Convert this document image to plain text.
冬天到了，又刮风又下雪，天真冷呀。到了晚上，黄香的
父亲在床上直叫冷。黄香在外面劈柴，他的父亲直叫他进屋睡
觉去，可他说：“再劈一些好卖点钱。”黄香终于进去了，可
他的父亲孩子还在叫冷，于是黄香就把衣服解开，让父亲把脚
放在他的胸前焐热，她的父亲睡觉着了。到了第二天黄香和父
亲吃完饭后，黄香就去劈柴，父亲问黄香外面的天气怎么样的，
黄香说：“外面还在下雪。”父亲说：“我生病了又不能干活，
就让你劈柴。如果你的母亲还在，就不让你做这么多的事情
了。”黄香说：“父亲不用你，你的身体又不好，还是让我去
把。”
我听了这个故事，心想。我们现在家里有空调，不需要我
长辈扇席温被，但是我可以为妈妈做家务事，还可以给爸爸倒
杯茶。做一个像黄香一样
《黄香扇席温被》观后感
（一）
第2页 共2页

Task objective:
Return all the data exactly as given.

The answer:
Convert this document image to plain text.
冬天到了，又刮风又下雪，天真冷呀。到了晚上，黄香的
父亲在床上直叫冷。黄香在外面劈柴，他的父亲直叫他进屋睡
觉去，可他说：“再劈一些好卖点钱。”黄香终于进去了，可
他的父亲孩子还在叫冷，于是黄香就把衣服解开，让父亲把脚
放在他的胸前焐热，她的父亲睡觉着了。到了第二天黄香和父
亲吃完饭后，黄香就去劈柴，父亲问黄香外面的天气怎么样的，
黄香说：“外面还在下雪。”父亲说：“我生病了又不能干活，
就让你劈柴。如果你的母亲还在，就不让你做这么多的事情
了。”黄香说：“父亲不用你，你的身体又不好，还是让我去
把。”
我听了这个故事，心想。我们现在家里有空调，不需要我
长辈扇席温被，但是我可以为妈妈做家务事，还可以给爸爸倒
杯茶。做一个像黄香一样
《黄香扇席温被》观后感
（一）
第2页 共2页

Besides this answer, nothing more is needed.